** SUPPLIED INFORMATION **
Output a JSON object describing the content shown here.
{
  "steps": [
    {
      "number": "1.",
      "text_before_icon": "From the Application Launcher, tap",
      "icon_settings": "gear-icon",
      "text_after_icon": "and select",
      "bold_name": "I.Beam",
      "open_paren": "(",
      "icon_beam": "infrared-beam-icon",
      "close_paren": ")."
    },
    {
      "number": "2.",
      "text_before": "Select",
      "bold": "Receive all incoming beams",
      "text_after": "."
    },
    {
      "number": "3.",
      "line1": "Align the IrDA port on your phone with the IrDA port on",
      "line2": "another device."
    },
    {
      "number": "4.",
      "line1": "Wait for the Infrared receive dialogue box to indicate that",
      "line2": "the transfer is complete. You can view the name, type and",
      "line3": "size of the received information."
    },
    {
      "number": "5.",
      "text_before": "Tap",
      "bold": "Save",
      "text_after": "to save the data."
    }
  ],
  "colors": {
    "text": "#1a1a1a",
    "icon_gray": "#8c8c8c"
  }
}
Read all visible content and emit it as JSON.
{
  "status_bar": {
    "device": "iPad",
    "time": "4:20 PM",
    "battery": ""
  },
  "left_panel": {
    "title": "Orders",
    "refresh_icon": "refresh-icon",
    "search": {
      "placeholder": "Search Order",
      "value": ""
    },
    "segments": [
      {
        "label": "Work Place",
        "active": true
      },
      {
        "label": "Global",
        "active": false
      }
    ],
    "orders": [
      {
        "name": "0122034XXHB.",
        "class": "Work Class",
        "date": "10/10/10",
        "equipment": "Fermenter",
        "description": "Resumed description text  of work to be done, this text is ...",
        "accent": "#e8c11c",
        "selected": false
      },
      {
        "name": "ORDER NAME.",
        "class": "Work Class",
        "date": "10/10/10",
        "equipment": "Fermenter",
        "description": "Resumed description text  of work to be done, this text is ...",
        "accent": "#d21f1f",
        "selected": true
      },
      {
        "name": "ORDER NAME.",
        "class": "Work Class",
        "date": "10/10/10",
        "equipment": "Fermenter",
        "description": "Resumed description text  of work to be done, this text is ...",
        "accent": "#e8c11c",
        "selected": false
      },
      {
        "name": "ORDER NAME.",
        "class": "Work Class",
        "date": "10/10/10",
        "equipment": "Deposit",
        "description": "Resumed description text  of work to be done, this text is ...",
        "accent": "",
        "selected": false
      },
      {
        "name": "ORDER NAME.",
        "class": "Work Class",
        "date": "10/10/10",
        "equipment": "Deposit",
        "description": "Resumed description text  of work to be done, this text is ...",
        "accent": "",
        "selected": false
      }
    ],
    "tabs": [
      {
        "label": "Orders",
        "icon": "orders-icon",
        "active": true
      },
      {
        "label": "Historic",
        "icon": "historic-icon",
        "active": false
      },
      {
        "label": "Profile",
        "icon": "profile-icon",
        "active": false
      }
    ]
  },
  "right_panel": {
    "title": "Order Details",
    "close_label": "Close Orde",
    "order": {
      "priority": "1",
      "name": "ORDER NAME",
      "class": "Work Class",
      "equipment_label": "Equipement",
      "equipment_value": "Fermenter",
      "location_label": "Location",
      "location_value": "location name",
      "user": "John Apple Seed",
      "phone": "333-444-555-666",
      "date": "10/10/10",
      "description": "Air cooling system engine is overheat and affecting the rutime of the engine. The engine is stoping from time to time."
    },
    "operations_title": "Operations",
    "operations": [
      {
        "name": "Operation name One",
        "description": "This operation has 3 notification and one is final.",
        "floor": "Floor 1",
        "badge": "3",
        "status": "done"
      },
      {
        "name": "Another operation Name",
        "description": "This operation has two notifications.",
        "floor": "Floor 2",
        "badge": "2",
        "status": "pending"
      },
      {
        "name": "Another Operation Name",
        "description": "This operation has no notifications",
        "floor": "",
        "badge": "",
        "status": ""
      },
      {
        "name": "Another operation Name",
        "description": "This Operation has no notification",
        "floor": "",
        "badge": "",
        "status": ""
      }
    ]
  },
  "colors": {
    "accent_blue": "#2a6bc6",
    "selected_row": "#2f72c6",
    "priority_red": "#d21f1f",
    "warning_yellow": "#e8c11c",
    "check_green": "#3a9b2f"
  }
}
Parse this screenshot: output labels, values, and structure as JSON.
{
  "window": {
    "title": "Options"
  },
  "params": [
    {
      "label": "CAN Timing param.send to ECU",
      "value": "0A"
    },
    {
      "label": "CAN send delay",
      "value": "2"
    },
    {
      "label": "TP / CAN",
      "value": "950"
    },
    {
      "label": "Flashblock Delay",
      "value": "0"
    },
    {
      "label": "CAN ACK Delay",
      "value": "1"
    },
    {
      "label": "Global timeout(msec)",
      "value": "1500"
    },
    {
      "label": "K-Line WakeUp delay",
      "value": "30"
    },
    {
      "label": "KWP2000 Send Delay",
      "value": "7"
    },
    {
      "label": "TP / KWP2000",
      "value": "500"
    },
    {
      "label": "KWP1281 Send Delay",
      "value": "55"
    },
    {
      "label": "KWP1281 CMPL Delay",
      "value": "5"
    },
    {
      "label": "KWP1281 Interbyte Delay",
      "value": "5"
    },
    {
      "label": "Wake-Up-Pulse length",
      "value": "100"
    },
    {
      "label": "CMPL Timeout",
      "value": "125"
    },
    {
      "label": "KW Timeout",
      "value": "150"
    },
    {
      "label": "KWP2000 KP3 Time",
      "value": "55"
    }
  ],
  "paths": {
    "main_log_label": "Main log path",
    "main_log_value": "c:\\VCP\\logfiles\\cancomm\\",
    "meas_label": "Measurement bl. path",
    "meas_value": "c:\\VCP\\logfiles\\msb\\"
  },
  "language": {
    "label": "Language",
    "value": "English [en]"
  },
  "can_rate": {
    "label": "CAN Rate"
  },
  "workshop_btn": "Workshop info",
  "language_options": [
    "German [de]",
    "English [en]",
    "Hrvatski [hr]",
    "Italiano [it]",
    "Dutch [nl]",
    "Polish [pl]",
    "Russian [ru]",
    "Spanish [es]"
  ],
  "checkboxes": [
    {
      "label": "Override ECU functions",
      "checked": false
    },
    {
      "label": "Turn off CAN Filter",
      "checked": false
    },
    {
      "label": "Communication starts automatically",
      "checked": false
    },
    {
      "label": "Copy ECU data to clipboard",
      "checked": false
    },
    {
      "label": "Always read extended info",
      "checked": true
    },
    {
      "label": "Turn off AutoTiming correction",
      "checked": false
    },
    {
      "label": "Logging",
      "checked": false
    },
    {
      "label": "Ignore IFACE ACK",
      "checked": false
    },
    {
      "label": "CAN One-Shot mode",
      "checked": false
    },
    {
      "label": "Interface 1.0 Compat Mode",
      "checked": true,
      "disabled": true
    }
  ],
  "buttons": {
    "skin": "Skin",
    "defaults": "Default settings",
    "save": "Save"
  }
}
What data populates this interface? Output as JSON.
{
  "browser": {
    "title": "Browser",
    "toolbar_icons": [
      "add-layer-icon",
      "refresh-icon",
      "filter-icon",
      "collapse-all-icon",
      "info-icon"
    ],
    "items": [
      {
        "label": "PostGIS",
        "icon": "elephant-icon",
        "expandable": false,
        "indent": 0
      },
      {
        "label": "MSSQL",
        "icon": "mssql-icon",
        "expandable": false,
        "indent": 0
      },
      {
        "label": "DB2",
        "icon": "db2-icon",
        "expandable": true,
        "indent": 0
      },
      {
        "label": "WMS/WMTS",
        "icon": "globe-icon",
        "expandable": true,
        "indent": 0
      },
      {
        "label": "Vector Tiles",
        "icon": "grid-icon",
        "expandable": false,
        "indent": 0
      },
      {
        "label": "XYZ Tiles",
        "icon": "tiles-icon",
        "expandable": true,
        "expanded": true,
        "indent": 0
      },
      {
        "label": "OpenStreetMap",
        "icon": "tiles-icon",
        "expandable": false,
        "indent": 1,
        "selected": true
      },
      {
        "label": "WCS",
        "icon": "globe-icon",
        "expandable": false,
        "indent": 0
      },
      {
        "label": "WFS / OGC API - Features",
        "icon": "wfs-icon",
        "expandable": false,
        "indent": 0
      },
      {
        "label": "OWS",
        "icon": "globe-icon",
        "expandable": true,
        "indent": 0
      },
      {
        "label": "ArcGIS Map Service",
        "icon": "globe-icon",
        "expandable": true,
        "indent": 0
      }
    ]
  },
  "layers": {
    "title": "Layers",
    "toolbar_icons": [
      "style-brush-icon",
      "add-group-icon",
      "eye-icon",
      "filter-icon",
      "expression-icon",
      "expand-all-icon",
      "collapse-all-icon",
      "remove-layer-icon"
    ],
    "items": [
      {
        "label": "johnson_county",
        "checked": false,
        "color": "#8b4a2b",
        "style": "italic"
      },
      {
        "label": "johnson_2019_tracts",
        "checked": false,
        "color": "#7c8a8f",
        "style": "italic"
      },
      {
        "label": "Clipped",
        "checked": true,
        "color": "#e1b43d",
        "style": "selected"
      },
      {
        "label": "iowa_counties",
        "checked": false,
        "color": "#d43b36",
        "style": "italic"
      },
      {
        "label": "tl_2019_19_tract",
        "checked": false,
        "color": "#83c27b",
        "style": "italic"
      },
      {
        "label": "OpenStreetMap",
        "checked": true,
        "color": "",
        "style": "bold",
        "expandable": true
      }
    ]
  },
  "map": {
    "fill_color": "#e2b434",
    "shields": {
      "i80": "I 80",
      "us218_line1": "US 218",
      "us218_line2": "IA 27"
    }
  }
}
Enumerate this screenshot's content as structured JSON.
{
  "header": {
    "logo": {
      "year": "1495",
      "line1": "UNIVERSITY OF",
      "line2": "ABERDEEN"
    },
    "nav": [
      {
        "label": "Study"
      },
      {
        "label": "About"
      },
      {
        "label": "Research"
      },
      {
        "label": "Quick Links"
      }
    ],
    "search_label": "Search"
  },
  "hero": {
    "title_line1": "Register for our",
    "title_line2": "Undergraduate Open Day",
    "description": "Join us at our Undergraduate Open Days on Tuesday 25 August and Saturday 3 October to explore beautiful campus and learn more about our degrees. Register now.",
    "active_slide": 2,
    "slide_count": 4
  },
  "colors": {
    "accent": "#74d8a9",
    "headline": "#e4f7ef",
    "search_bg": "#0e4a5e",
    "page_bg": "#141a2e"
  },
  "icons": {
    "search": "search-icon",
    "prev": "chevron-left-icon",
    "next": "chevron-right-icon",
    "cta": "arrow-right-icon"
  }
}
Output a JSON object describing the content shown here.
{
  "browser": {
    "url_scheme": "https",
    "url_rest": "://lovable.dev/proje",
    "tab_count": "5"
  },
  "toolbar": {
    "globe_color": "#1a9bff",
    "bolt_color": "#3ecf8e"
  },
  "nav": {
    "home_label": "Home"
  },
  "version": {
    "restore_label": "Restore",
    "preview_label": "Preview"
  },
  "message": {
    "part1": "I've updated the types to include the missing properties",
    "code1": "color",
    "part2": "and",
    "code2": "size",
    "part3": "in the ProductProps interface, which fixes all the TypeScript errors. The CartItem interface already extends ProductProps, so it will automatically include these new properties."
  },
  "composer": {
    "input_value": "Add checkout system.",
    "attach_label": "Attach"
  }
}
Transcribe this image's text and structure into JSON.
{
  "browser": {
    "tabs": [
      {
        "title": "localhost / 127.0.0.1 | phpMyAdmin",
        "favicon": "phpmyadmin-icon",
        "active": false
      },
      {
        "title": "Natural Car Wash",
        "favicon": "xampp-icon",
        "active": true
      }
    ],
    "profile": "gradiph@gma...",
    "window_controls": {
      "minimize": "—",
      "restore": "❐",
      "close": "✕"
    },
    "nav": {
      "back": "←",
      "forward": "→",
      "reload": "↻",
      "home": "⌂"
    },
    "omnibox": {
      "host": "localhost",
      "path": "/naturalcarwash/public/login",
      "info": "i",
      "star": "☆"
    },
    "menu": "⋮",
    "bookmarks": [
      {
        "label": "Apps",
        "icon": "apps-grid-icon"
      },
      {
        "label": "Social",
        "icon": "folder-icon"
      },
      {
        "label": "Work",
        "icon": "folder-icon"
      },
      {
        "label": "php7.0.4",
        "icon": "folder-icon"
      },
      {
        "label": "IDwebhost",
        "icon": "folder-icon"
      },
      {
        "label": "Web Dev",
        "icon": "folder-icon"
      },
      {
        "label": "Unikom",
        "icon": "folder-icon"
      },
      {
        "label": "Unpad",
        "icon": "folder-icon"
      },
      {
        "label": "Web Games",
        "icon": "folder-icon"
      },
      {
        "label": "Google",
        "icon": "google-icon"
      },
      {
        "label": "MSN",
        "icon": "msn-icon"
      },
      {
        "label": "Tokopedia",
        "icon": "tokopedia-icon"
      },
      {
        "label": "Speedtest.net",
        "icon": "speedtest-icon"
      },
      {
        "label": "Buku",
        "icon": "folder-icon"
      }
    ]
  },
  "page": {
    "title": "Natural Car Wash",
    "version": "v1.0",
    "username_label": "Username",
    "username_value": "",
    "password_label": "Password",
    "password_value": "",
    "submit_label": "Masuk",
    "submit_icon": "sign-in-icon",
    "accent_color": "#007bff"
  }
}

** WHAT TO DO **
Look through the material above and work out how many of its lines contain "Undergraduate". State the number only.

** REPLY TO THE TASK **
2